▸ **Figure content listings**
-- Start --

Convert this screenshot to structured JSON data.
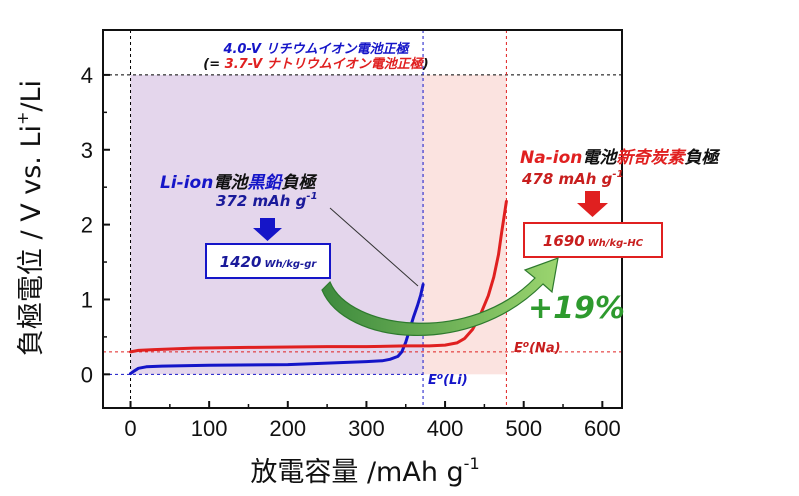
{
  "chart_data": {
    "type": "line",
    "xlabel": {
      "main": "放電容量 /mAh g",
      "sup": "-1"
    },
    "ylabel": {
      "main": "負極電位 / V vs. Li",
      "sup": "+",
      "tail": "/Li"
    },
    "xlim": [
      -35,
      625
    ],
    "ylim": [
      -0.45,
      4.6
    ],
    "xticks": [
      "0",
      "100",
      "200",
      "300",
      "400",
      "500",
      "600"
    ],
    "yticks": [
      "0",
      "1",
      "2",
      "3",
      "4"
    ],
    "grid": false,
    "series": [
      {
        "color": "#1515c8",
        "x": [
          0,
          4,
          10,
          20,
          40,
          100,
          200,
          250,
          300,
          320,
          330,
          340,
          345,
          350,
          355,
          360,
          365,
          369,
          372
        ],
        "y": [
          0.01,
          0.04,
          0.08,
          0.1,
          0.11,
          0.12,
          0.13,
          0.15,
          0.17,
          0.18,
          0.2,
          0.24,
          0.3,
          0.43,
          0.6,
          0.77,
          0.92,
          1.06,
          1.2
        ]
      },
      {
        "color": "#e02020",
        "x": [
          0,
          10,
          30,
          80,
          150,
          250,
          300,
          350,
          380,
          400,
          415,
          425,
          435,
          445,
          455,
          462,
          468,
          472,
          475,
          478
        ],
        "y": [
          0.3,
          0.32,
          0.33,
          0.35,
          0.36,
          0.37,
          0.37,
          0.38,
          0.38,
          0.39,
          0.42,
          0.48,
          0.6,
          0.8,
          1.05,
          1.3,
          1.6,
          1.9,
          2.1,
          2.31
        ]
      }
    ],
    "regions": [
      {
        "x": [
          0,
          372
        ],
        "y": [
          0,
          4
        ],
        "color": "#e4d6ec"
      },
      {
        "x": [
          372,
          478
        ],
        "y": [
          0,
          4
        ],
        "color": "#fbe3e0"
      }
    ],
    "reference_lines": [
      {
        "kind": "h",
        "value": 4.0,
        "color": "#000000"
      },
      {
        "kind": "v",
        "value": 0,
        "color": "#000000"
      },
      {
        "kind": "h",
        "value": 0.0,
        "x_end": 372,
        "color": "#1515c8"
      },
      {
        "kind": "v",
        "value": 372,
        "color": "#1515c8"
      },
      {
        "kind": "h",
        "value": 0.3,
        "color": "#e02020"
      },
      {
        "kind": "v",
        "value": 478,
        "color": "#e02020"
      }
    ]
  },
  "annotations": {
    "top_line1": "4.0-V リチウムイオン電池正極",
    "top_line2_open": "(= ",
    "top_line2_red": "3.7-V ナトリウムイオン電池正極",
    "top_line2_close": ")",
    "li_title_a": "Li-ion",
    "li_title_b": "電池",
    "li_title_c": "黒鉛",
    "li_title_d": "負極",
    "li_capacity": "372 mAh g",
    "li_capacity_sup": "-1",
    "li_energy_value": "1420",
    "li_energy_unit": "Wh/kg-gr",
    "na_title_a": "Na-ion",
    "na_title_b": "電池",
    "na_title_c": "新奇炭素",
    "na_title_d": "負極",
    "na_capacity": "478 mAh g",
    "na_capacity_sup": "-1",
    "na_energy_value": "1690",
    "na_energy_unit": "Wh/kg-HC",
    "gain": "+19%",
    "eo_li_e": "E",
    "eo_li_o": "o",
    "eo_li_tail": "(Li)",
    "eo_na_e": "E",
    "eo_na_o": "o",
    "eo_na_tail": "(Na)"
  },
  "colors": {
    "blue": "#1515c8",
    "red": "#e02020",
    "green": "#2e9a2e",
    "dark_blue": "#1a1a9a",
    "dark_red": "#c81e1e"
  }
}
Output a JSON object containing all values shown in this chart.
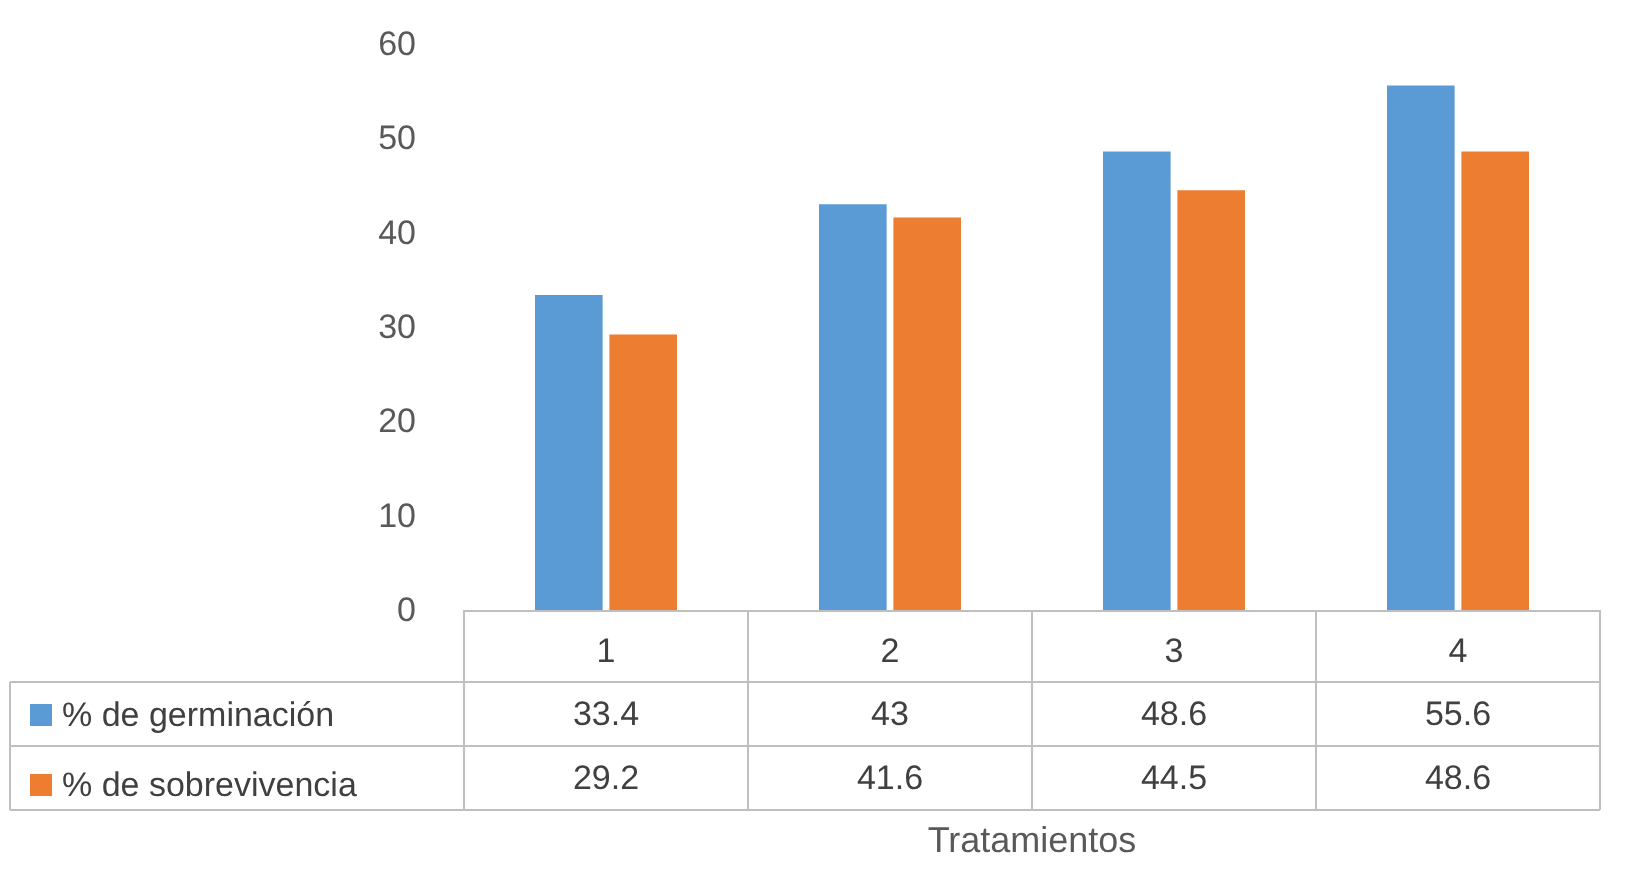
{
  "chart_data": {
    "type": "bar",
    "xlabel": "Tratamientos",
    "categories": [
      "1",
      "2",
      "3",
      "4"
    ],
    "series": [
      {
        "name": "% de germinación",
        "color": "#5b9bd5",
        "values": [
          33.4,
          43,
          48.6,
          55.6
        ]
      },
      {
        "name": "% de sobrevivencia",
        "color": "#ed7d31",
        "values": [
          29.2,
          41.6,
          44.5,
          48.6
        ]
      }
    ],
    "ylim": [
      0,
      60
    ],
    "yticks": [
      0,
      10,
      20,
      30,
      40,
      50,
      60
    ],
    "grid": false,
    "legend": "bottom left",
    "data_labels": true
  }
}
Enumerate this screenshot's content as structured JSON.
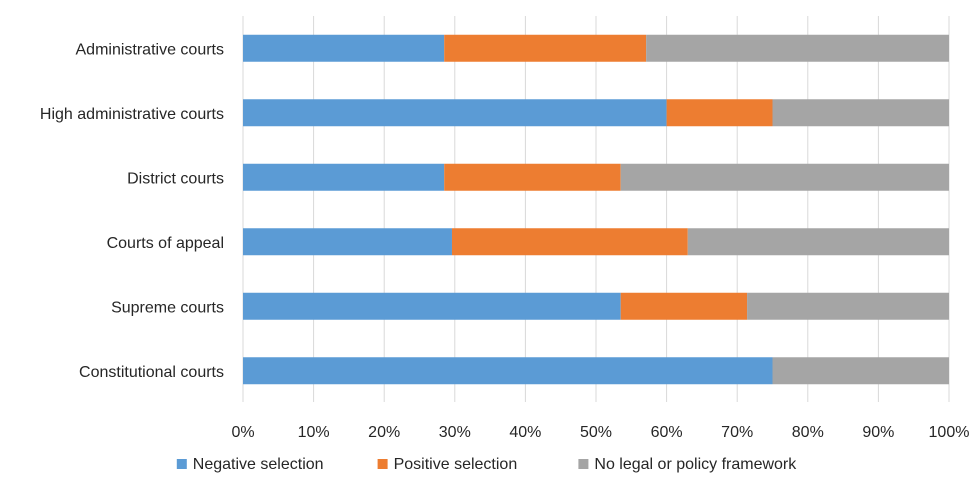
{
  "chart_data": {
    "type": "bar",
    "orientation": "horizontal",
    "stacked": "100%",
    "categories": [
      "Administrative courts",
      "High administrative courts",
      "District courts",
      "Courts of appeal",
      "Supreme courts",
      "Constitutional courts"
    ],
    "series": [
      {
        "name": "Negative selection",
        "color": "#5b9bd5",
        "values": [
          28.5,
          60,
          28.5,
          29.6,
          53.5,
          75
        ]
      },
      {
        "name": "Positive selection",
        "color": "#ed7d31",
        "values": [
          28.6,
          15,
          25,
          33.4,
          17.9,
          0
        ]
      },
      {
        "name": "No legal or policy framework",
        "color": "#a5a5a5",
        "values": [
          42.9,
          25,
          46.5,
          37,
          28.6,
          25
        ]
      }
    ],
    "xlim": [
      0,
      100
    ],
    "x_ticks": [
      "0%",
      "10%",
      "20%",
      "30%",
      "40%",
      "50%",
      "60%",
      "70%",
      "80%",
      "90%",
      "100%"
    ],
    "grid": true,
    "legend_position": "bottom"
  }
}
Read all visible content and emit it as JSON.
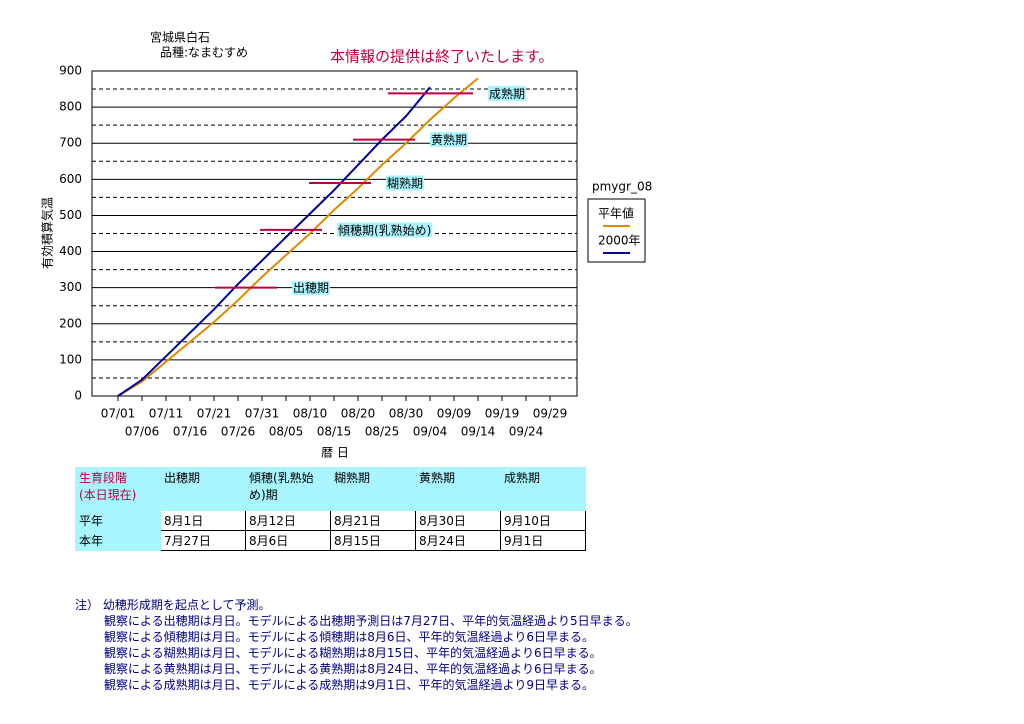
{
  "chart_data": {
    "type": "line",
    "title": "宮城県白石",
    "subtitle": "品種:なまむすめ",
    "notice": "本情報の提供は終了いたします。",
    "chart_id": "pmygr_08",
    "y_label": "有効積算気温",
    "x_label": "暦 日",
    "categories": [
      "07/01",
      "07/06",
      "07/11",
      "07/16",
      "07/21",
      "07/26",
      "07/31",
      "08/05",
      "08/10",
      "08/15",
      "08/20",
      "08/25",
      "08/30",
      "09/04",
      "09/09",
      "09/14",
      "09/19",
      "09/24",
      "09/29"
    ],
    "series": [
      {
        "name": "平年値",
        "color": "#e08a00",
        "values": [
          0,
          40,
          95,
          150,
          205,
          265,
          330,
          390,
          450,
          515,
          575,
          640,
          700,
          765,
          825,
          880,
          null,
          null,
          null
        ]
      },
      {
        "name": "2000年",
        "color": "#0000a0",
        "values": [
          0,
          45,
          110,
          175,
          240,
          310,
          375,
          440,
          505,
          570,
          640,
          710,
          775,
          855,
          null,
          null,
          null,
          null,
          null
        ]
      }
    ],
    "ylim": [
      0,
      900
    ],
    "yticks": [
      0,
      100,
      200,
      300,
      400,
      500,
      600,
      700,
      800,
      900
    ],
    "minor_grid": [
      50,
      150,
      250,
      350,
      450,
      550,
      650,
      750,
      850
    ],
    "grid": true,
    "annotations": [
      {
        "text": "出穂期",
        "value": 300
      },
      {
        "text": "傾穂期(乳熟始め)",
        "value": 460
      },
      {
        "text": "糊熟期",
        "value": 590
      },
      {
        "text": "黄熟期",
        "value": 710
      },
      {
        "text": "成熟期",
        "value": 838
      }
    ],
    "annotation_color": "#c00040"
  },
  "table": {
    "header": [
      "生育段階",
      "(本日現在)"
    ],
    "columns": [
      "出穂期",
      "傾穂(乳熟始め)期",
      "糊熟期",
      "黄熟期",
      "成熟期"
    ],
    "rows": [
      [
        "平年",
        "8月1日",
        "8月12日",
        "8月21日",
        "8月30日",
        "9月10日"
      ],
      [
        "本年",
        "7月27日",
        "8月6日",
        "8月15日",
        "8月24日",
        "9月1日"
      ]
    ]
  },
  "notes": [
    "注） 幼穂形成期を起点として予測。",
    "観察による出穂期は月日。モデルによる出穂期予測日は7月27日、平年的気温経過より5日早まる。",
    "観察による傾穂期は月日。モデルによる傾穂期は8月6日、平年的気温経過より6日早まる。",
    "観察による糊熟期は月日、モデルによる糊熟期は8月15日、平年的気温経過より6日早まる。",
    "観察による黄熟期は月日、モデルによる黄熟期は8月24日、平年的気温経過より6日早まる。",
    "観察による成熟期は月日、モデルによる成熟期は9月1日、平年的気温経過より9日早まる。"
  ]
}
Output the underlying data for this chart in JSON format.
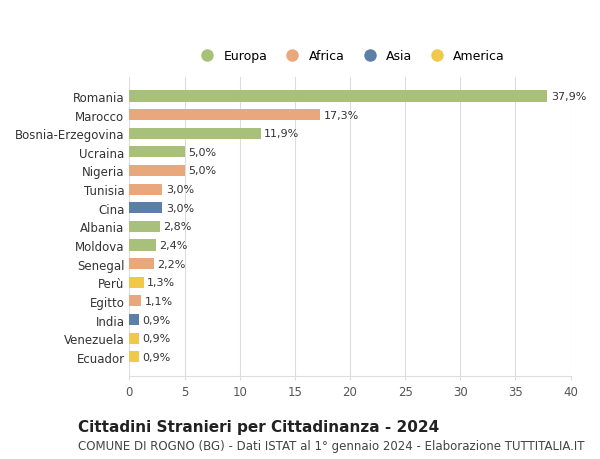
{
  "countries": [
    "Romania",
    "Marocco",
    "Bosnia-Erzegovina",
    "Ucraina",
    "Nigeria",
    "Tunisia",
    "Cina",
    "Albania",
    "Moldova",
    "Senegal",
    "Perù",
    "Egitto",
    "India",
    "Venezuela",
    "Ecuador"
  ],
  "values": [
    37.9,
    17.3,
    11.9,
    5.0,
    5.0,
    3.0,
    3.0,
    2.8,
    2.4,
    2.2,
    1.3,
    1.1,
    0.9,
    0.9,
    0.9
  ],
  "labels": [
    "37,9%",
    "17,3%",
    "11,9%",
    "5,0%",
    "5,0%",
    "3,0%",
    "3,0%",
    "2,8%",
    "2,4%",
    "2,2%",
    "1,3%",
    "1,1%",
    "0,9%",
    "0,9%",
    "0,9%"
  ],
  "continents": [
    "Europa",
    "Africa",
    "Europa",
    "Europa",
    "Africa",
    "Africa",
    "Asia",
    "Europa",
    "Europa",
    "Africa",
    "America",
    "Africa",
    "Asia",
    "America",
    "America"
  ],
  "continent_colors": {
    "Europa": "#a8c07a",
    "Africa": "#e8a87c",
    "Asia": "#5b7fa6",
    "America": "#f0c84a"
  },
  "legend_order": [
    "Europa",
    "Africa",
    "Asia",
    "America"
  ],
  "title": "Cittadini Stranieri per Cittadinanza - 2024",
  "subtitle": "COMUNE DI ROGNO (BG) - Dati ISTAT al 1° gennaio 2024 - Elaborazione TUTTITALIA.IT",
  "xlim": [
    0,
    40
  ],
  "xticks": [
    0,
    5,
    10,
    15,
    20,
    25,
    30,
    35,
    40
  ],
  "background_color": "#ffffff",
  "grid_color": "#dddddd",
  "bar_height": 0.6,
  "title_fontsize": 11,
  "subtitle_fontsize": 8.5,
  "label_fontsize": 8,
  "tick_fontsize": 8.5,
  "legend_fontsize": 9
}
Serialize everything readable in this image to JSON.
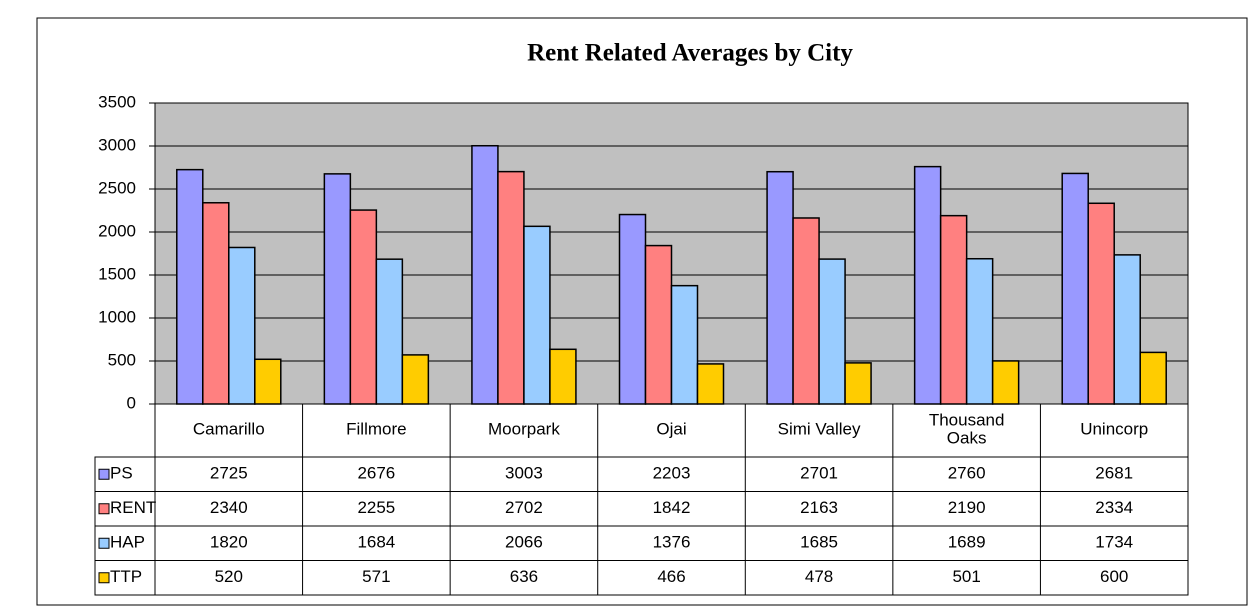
{
  "chart_data": {
    "type": "bar",
    "title": "Rent Related Averages by City",
    "categories": [
      "Camarillo",
      "Fillmore",
      "Moorpark",
      "Ojai",
      "Simi Valley",
      "Thousand Oaks",
      "Unincorp"
    ],
    "series": [
      {
        "name": "PS",
        "color": "#9999ff",
        "values": [
          2725,
          2676,
          3003,
          2203,
          2701,
          2760,
          2681
        ]
      },
      {
        "name": "RENT",
        "color": "#ff8080",
        "values": [
          2340,
          2255,
          2702,
          1842,
          2163,
          2190,
          2334
        ]
      },
      {
        "name": "HAP",
        "color": "#99ccff",
        "values": [
          1820,
          1684,
          2066,
          1376,
          1685,
          1689,
          1734
        ]
      },
      {
        "name": "TTP",
        "color": "#ffcc00",
        "values": [
          520,
          571,
          636,
          466,
          478,
          501,
          600
        ]
      }
    ],
    "ylim": [
      0,
      3500
    ],
    "yticks": [
      0,
      500,
      1000,
      1500,
      2000,
      2500,
      3000,
      3500
    ],
    "grid": true,
    "data_table": true
  }
}
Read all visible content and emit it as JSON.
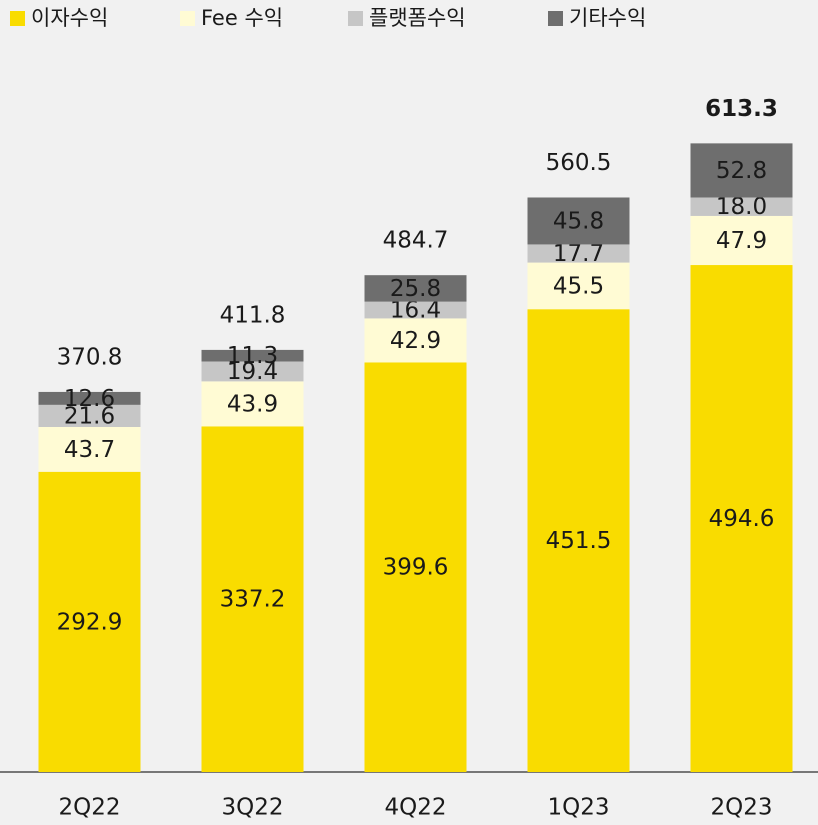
{
  "chart_data": {
    "type": "stacked_bar",
    "categories": [
      "2Q22",
      "3Q22",
      "4Q22",
      "1Q23",
      "2Q23"
    ],
    "series": [
      {
        "name": "이자수익",
        "color": "#f9dc00",
        "values": [
          292.9,
          337.2,
          399.6,
          451.5,
          494.6
        ]
      },
      {
        "name": "Fee 수익",
        "color": "#fffbd4",
        "values": [
          43.7,
          43.9,
          42.9,
          45.5,
          47.9
        ]
      },
      {
        "name": "플랫폼수익",
        "color": "#c6c6c6",
        "values": [
          21.6,
          19.4,
          16.4,
          17.7,
          18.0
        ],
        "value_labels": [
          "21.6",
          "19.4",
          "16.4",
          "17.7",
          "18.0"
        ]
      },
      {
        "name": "기타수익",
        "color": "#6e6e6e",
        "values": [
          12.6,
          11.3,
          25.8,
          45.8,
          52.8
        ]
      }
    ],
    "totals": [
      370.8,
      411.8,
      484.7,
      560.5,
      613.3
    ],
    "legend": "top-left"
  }
}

-- End --

▸ **REQUIREMENT**
Determine the number of lines in the listing that hold the word "selection", and supply that number and nothing further.

▸ **FULL ANSWER**
2